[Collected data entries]

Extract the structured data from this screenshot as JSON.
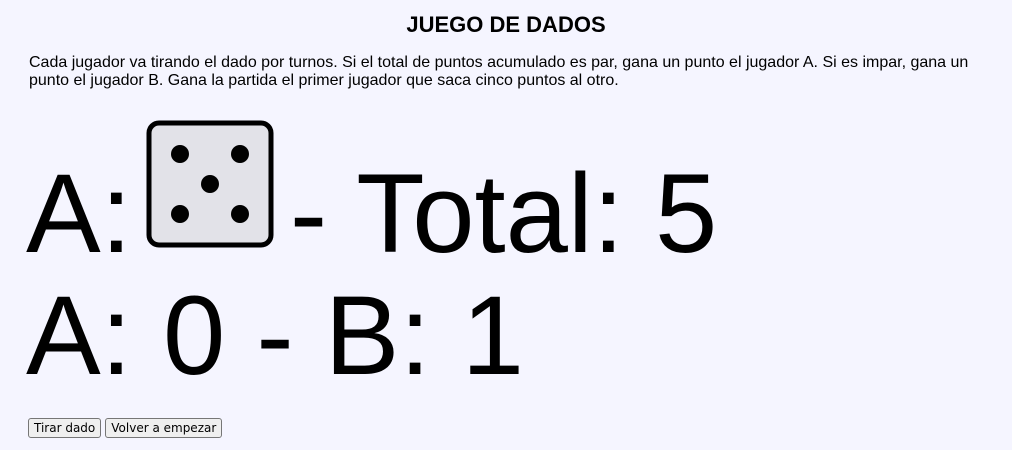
{
  "title": "JUEGO DE DADOS",
  "description": "Cada jugador va tirando el dado por turnos. Si el total de puntos acumulado es par, gana un punto el jugador A. Si es impar, gana un punto el jugador B. Gana la partida el primer jugador que saca cinco puntos al otro.",
  "turn": {
    "player_label": "A:",
    "die_value": 5,
    "die_icon": "die-face-5-icon",
    "total_label": "- Total: 5"
  },
  "score": {
    "text": "A: 0 - B: 1"
  },
  "buttons": {
    "roll_label": "Tirar dado",
    "restart_label": "Volver a empezar"
  },
  "colors": {
    "background": "#f5f5ff",
    "die_face": "#e2e2e8",
    "die_border": "#000000"
  }
}
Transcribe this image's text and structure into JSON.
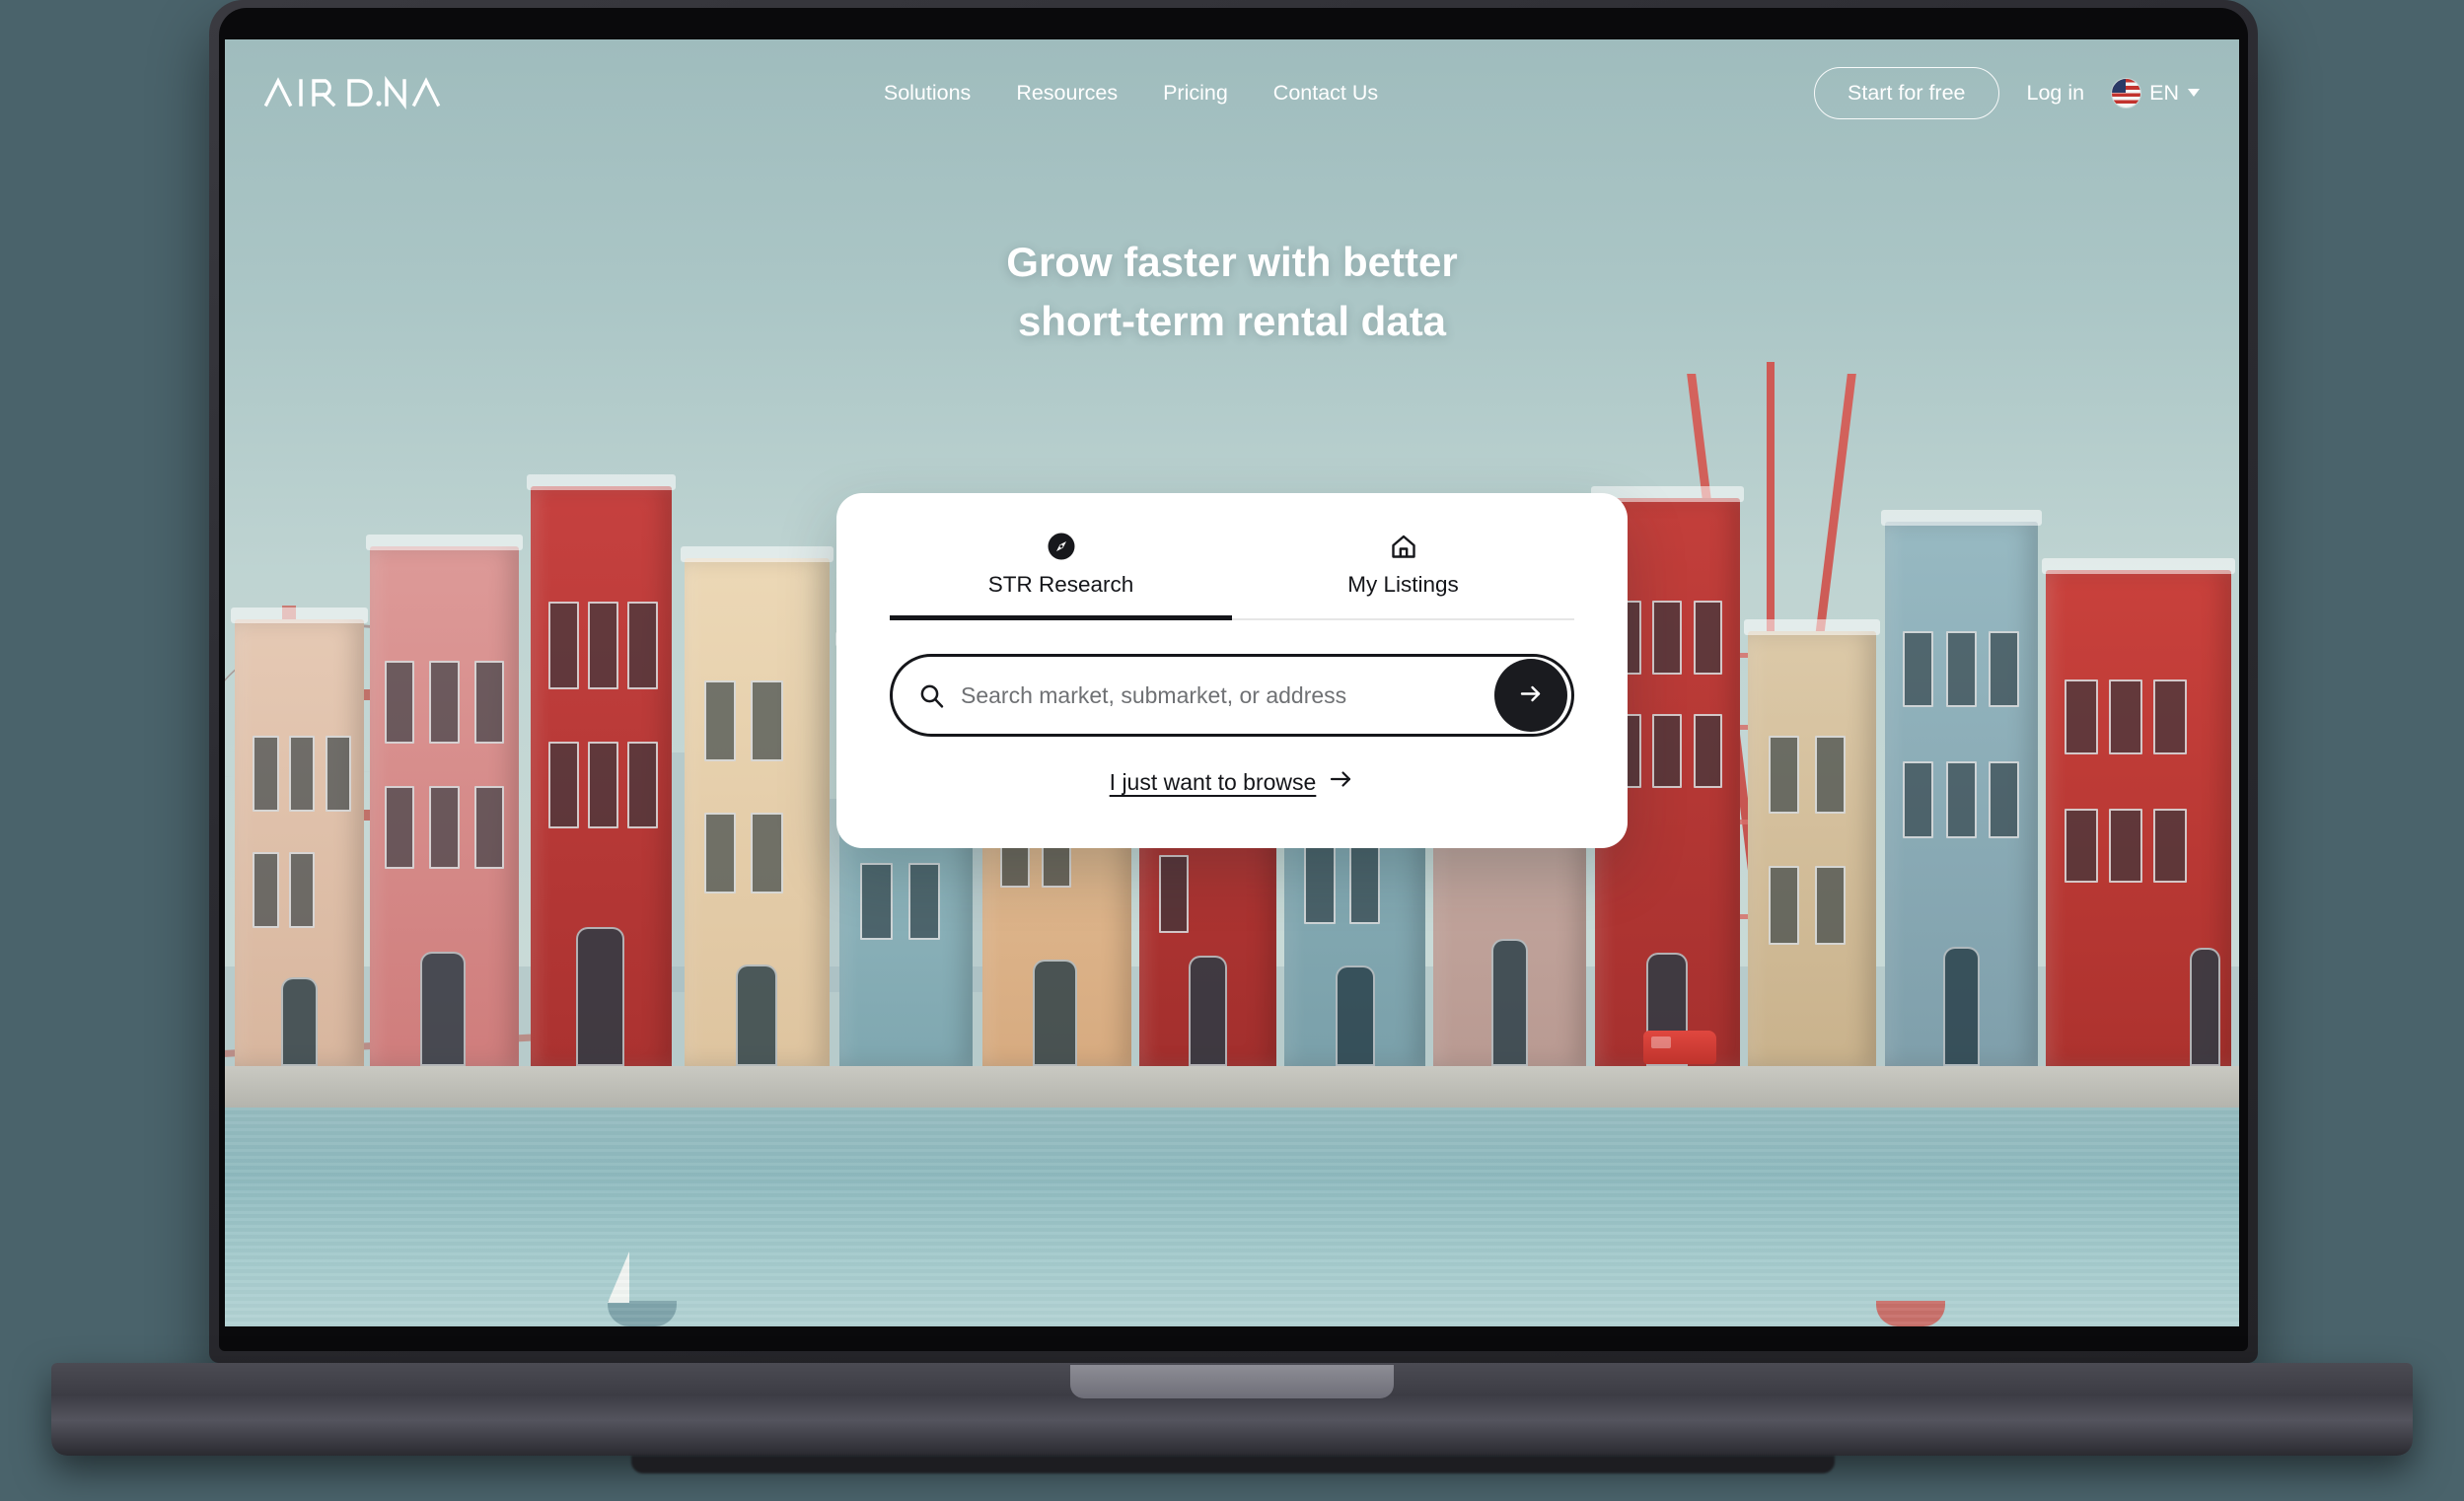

Exercise details: Pictures in the records above are left out; print everything else exactly as written.

Problem solution:
Extract the structured data from this screenshot as JSON.
{
  "title": "JUEGO DE DADOS",
  "description": "Cada jugador va tirando el dado por turnos. Si el total de puntos acumulado es par, gana un punto el jugador A. Si es impar, gana un punto el jugador B. Gana la partida el primer jugador que saca cinco puntos al otro.",
  "turn": {
    "player_label": "A:",
    "die_value": 5,
    "die_icon": "die-face-5-icon",
    "total_label": "- Total: 5"
  },
  "score": {
    "text": "A: 0 - B: 1"
  },
  "buttons": {
    "roll_label": "Tirar dado",
    "restart_label": "Volver a empezar"
  },
  "colors": {
    "background": "#f5f5ff",
    "die_face": "#e2e2e8",
    "die_border": "#000000"
  }
}
Transcribe this image's text and structure into JSON.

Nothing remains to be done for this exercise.